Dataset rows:
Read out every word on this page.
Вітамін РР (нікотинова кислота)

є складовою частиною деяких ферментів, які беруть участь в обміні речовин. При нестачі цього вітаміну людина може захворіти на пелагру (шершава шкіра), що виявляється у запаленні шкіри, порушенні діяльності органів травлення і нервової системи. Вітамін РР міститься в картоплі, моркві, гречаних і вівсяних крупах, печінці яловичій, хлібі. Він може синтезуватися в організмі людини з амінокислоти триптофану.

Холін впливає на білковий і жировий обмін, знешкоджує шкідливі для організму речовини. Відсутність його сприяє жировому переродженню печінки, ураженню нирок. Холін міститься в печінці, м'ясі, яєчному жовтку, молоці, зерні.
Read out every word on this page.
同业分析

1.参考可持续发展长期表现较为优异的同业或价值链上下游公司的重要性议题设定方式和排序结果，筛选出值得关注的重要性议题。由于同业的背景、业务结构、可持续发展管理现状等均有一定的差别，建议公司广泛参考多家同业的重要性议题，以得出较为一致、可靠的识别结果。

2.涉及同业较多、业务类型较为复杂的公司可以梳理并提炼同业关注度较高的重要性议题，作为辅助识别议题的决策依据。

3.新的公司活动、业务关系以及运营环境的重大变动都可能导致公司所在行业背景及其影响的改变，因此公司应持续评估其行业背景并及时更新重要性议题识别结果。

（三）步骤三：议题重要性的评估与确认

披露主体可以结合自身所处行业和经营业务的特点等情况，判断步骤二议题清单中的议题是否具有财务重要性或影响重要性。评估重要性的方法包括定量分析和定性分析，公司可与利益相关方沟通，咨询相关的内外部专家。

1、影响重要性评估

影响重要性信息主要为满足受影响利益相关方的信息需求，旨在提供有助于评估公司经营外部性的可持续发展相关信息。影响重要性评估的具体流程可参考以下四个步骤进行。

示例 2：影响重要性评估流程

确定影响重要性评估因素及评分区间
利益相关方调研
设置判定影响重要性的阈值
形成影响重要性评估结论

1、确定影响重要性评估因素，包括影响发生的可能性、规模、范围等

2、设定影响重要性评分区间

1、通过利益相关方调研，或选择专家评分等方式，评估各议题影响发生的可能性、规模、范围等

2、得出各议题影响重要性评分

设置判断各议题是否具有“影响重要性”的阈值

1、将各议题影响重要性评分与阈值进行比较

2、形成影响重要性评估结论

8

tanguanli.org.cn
* * *
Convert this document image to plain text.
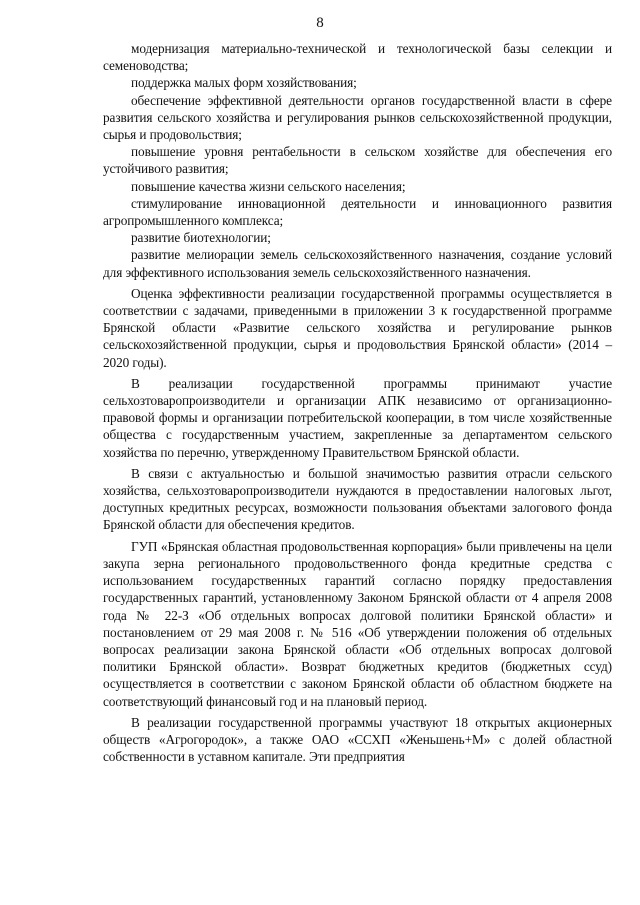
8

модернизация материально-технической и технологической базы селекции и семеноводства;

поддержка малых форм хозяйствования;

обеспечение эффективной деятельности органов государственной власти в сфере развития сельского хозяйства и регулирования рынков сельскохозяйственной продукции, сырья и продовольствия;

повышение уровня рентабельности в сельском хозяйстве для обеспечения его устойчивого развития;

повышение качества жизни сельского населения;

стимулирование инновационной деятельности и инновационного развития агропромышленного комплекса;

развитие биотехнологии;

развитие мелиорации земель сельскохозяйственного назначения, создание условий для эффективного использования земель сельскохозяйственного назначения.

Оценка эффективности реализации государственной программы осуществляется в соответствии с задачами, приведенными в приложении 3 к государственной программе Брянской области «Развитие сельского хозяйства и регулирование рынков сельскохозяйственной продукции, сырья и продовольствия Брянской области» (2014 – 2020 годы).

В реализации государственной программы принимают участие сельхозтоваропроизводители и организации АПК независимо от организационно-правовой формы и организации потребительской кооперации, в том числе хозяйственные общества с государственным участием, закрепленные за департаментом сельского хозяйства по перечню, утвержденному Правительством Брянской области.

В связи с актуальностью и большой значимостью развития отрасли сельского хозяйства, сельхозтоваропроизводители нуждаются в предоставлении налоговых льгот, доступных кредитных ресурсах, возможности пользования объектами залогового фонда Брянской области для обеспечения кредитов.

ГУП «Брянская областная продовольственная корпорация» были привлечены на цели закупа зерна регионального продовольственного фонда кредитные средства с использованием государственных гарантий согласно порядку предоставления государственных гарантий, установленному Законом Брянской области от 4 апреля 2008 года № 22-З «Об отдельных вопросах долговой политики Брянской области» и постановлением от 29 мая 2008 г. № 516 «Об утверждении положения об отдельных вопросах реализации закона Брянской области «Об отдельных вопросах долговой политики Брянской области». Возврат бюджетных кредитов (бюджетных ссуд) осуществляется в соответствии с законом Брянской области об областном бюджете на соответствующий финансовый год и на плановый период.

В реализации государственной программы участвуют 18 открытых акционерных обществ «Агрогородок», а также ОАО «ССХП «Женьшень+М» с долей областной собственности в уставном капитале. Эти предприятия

PROBLEM
Work out how many lines above have the string "кредитов" in them, and give only the number.

ANSWER FOR THE TASK
2